>>>>

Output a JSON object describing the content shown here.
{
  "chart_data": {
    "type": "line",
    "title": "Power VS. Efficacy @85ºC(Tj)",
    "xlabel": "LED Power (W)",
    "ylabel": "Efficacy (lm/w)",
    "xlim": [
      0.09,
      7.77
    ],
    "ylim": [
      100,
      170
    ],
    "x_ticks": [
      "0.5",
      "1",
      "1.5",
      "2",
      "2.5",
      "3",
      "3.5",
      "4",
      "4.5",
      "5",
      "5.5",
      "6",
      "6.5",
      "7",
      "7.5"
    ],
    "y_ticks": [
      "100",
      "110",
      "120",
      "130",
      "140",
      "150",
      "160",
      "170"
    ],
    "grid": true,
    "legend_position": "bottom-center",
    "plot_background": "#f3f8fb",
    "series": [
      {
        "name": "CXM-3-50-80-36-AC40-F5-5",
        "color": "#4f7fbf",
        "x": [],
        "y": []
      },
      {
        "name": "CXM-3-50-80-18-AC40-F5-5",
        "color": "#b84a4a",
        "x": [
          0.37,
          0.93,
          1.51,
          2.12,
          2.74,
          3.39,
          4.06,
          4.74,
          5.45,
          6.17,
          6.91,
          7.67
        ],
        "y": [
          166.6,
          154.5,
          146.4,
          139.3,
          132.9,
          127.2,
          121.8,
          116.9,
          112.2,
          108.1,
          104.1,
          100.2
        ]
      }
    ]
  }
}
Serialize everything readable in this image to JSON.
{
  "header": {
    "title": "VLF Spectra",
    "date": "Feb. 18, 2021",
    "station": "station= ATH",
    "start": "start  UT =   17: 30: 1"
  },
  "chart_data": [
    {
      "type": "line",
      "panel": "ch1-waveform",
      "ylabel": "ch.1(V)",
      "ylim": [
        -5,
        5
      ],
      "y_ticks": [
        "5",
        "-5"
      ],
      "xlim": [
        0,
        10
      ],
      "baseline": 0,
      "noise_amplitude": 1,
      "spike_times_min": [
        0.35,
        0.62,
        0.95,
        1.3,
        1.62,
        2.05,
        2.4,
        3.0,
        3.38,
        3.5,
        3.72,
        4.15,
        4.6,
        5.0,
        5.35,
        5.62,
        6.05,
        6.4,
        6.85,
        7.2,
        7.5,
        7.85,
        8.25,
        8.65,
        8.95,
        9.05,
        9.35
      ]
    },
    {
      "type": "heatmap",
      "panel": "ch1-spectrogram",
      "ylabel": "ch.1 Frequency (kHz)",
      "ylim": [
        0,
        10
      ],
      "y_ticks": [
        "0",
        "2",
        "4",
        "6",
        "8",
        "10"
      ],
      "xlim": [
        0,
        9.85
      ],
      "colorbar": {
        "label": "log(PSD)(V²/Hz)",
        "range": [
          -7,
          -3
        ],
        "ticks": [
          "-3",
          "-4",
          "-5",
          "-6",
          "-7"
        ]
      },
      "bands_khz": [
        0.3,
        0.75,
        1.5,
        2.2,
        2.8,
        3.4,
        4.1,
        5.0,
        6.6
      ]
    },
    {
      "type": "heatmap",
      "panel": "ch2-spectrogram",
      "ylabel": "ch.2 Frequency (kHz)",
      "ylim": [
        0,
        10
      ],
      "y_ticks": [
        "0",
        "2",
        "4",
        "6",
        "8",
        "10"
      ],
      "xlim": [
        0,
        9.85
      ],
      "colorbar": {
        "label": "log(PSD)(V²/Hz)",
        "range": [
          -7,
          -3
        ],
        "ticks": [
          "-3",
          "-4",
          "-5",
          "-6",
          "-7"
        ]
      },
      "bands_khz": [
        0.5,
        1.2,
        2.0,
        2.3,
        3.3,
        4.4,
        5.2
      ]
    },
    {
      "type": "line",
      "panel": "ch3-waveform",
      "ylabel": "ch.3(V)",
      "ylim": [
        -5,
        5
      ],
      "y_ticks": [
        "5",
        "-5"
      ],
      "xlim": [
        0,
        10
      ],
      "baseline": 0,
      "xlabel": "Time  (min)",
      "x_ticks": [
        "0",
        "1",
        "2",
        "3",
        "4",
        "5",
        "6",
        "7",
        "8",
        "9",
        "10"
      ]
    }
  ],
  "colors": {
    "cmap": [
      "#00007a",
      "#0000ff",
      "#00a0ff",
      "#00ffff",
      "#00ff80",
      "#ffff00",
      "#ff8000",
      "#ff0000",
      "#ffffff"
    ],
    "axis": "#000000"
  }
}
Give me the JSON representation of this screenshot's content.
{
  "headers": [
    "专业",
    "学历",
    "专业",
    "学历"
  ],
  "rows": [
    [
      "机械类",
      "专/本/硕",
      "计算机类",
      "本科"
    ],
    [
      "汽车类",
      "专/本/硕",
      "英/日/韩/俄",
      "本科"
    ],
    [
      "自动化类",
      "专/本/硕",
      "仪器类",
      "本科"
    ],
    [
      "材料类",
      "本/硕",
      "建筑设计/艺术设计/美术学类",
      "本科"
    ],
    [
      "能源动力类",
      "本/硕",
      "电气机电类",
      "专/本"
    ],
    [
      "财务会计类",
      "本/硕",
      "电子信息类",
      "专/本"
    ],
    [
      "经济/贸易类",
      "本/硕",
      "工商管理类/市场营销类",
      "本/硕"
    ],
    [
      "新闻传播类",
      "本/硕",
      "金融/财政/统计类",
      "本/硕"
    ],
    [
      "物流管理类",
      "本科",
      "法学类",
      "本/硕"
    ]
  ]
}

<<<<

▸ **WHAT YOU WILL DO**
Search the entries for "Efficacy" and copy out each line that has it.

▸ **RESPONSE FOR THIS EXERCISE**
    "title": "Power VS. Efficacy @85ºC(Tj)",
    "ylabel": "Efficacy (lm/w)",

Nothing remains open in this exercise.